▶ **What is being asked**: From the listing below, extract each line containing the string "name".

▶ **Extracted records**:
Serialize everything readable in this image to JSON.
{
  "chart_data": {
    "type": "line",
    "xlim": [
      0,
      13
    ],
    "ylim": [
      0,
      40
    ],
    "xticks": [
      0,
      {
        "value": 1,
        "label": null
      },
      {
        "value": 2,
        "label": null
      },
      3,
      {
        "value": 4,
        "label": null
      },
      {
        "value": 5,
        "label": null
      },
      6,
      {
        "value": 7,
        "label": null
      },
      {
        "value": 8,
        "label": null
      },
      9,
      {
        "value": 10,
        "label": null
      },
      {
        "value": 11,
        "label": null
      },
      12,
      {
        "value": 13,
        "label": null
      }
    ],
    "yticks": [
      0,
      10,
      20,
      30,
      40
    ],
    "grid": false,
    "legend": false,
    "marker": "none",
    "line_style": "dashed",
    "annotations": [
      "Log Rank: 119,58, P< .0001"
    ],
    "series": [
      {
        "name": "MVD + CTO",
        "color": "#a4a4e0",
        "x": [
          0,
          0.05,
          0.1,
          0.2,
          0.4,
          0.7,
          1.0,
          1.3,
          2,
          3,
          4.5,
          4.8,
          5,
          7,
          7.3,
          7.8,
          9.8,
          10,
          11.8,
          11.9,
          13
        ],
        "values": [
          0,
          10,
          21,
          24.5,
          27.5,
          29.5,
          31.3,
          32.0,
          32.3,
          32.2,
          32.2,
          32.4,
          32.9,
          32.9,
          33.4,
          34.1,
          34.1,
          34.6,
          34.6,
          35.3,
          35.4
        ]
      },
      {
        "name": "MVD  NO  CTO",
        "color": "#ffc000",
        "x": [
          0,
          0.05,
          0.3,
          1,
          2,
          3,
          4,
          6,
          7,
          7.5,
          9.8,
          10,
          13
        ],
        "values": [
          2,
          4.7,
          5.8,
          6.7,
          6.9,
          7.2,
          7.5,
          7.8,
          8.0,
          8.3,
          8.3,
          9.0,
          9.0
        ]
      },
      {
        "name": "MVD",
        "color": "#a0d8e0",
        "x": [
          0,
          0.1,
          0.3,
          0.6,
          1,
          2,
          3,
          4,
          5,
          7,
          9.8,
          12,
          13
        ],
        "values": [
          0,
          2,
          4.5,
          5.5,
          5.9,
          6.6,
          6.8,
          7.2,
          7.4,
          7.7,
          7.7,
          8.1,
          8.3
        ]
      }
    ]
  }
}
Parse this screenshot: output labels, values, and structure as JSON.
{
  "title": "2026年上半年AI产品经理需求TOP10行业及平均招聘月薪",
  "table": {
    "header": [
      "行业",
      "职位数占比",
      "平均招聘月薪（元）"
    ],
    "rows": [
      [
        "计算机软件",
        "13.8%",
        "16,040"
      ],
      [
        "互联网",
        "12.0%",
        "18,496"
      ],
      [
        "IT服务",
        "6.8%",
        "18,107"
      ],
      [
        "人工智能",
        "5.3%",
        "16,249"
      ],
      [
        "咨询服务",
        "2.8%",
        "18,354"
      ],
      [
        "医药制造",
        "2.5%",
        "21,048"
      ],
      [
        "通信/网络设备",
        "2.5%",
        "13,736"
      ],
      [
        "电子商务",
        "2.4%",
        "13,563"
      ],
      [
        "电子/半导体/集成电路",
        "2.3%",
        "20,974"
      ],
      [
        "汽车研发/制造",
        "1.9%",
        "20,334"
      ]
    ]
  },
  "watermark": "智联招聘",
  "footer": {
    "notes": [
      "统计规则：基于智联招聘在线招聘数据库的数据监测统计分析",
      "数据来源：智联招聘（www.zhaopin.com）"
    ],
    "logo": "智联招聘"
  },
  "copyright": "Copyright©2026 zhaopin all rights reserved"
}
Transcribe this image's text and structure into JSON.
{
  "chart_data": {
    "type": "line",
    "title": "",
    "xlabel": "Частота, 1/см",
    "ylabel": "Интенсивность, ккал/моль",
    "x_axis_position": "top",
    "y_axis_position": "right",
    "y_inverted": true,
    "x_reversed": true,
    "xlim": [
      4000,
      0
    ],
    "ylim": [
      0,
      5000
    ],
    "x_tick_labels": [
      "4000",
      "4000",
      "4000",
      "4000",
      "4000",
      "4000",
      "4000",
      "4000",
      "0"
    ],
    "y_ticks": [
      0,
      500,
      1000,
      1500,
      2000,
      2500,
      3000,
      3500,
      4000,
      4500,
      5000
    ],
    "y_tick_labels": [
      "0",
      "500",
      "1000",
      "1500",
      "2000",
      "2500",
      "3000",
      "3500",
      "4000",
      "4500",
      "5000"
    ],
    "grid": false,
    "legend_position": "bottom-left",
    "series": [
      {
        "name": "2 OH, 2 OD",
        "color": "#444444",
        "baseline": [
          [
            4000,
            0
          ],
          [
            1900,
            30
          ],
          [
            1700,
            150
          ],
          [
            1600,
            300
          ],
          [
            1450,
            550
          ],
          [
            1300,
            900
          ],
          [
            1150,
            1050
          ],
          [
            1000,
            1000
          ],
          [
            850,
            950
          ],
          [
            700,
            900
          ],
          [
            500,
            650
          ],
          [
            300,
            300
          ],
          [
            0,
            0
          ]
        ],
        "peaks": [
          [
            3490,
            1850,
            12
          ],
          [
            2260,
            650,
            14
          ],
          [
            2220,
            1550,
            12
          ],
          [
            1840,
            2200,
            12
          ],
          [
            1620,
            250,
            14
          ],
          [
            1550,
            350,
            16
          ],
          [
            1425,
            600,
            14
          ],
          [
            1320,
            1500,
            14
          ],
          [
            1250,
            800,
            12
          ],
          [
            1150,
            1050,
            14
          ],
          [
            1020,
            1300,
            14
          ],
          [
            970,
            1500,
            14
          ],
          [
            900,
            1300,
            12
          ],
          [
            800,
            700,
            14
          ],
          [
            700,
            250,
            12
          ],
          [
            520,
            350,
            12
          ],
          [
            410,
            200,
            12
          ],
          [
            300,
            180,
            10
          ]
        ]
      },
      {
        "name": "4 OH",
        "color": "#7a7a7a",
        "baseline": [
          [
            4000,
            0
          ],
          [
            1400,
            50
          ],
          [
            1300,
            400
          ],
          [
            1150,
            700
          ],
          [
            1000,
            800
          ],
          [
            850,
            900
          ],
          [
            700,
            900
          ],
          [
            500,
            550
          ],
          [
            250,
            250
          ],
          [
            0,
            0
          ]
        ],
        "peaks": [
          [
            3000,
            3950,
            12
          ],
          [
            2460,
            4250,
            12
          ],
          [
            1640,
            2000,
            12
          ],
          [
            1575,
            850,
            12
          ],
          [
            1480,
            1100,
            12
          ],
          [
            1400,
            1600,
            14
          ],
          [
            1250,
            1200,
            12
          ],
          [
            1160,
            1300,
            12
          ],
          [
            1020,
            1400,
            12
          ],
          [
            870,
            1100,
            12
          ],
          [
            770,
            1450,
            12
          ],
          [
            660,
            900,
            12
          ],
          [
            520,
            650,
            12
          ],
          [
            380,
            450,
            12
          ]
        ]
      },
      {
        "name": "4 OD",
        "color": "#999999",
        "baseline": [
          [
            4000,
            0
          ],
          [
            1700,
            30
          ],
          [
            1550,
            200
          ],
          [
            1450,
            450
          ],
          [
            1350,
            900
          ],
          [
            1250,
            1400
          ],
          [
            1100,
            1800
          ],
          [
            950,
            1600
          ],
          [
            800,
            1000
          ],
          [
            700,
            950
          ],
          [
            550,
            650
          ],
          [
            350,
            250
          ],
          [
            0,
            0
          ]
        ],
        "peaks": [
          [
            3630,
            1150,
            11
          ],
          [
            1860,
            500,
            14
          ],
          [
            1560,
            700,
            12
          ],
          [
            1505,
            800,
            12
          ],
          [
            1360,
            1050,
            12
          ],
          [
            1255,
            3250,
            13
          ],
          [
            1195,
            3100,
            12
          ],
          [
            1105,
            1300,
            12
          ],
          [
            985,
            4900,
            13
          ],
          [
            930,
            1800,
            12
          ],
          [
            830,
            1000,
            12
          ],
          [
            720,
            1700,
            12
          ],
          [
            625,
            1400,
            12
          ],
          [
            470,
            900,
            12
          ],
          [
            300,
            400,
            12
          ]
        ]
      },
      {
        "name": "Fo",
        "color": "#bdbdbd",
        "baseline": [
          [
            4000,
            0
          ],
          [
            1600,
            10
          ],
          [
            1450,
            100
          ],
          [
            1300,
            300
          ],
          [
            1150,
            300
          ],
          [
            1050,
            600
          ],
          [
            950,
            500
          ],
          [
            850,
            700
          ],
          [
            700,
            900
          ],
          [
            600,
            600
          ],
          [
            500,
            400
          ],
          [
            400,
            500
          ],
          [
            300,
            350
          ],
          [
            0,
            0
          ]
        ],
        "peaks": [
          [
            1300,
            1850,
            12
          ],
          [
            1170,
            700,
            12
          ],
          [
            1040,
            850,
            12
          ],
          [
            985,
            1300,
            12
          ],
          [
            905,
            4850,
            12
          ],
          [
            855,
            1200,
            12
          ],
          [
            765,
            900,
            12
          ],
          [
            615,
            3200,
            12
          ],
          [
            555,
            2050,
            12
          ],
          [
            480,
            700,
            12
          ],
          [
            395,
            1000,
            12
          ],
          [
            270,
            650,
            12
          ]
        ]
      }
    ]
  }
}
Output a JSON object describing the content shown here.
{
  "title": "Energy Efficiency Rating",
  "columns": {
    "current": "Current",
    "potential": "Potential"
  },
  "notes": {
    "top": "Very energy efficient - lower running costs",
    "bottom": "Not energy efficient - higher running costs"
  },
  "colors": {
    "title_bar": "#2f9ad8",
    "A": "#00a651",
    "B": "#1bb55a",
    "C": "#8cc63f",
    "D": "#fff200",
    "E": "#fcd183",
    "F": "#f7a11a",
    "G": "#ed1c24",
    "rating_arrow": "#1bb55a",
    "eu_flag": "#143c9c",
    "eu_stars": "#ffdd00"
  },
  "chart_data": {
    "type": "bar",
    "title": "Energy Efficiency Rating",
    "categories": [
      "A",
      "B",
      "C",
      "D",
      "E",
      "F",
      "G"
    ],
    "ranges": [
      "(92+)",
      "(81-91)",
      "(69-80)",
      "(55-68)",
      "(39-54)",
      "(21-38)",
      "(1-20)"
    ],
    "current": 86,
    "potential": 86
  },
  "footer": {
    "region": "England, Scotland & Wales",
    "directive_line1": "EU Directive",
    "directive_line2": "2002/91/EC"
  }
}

▶ **Worked solution**:
        "name": "MVD + CTO",
        "name": "MVD  NO  CTO",
        "name": "MVD",
        "name": "2 OH, 2 OD",
        "name": "4 OH",
        "name": "4 OD",
        "name": "Fo",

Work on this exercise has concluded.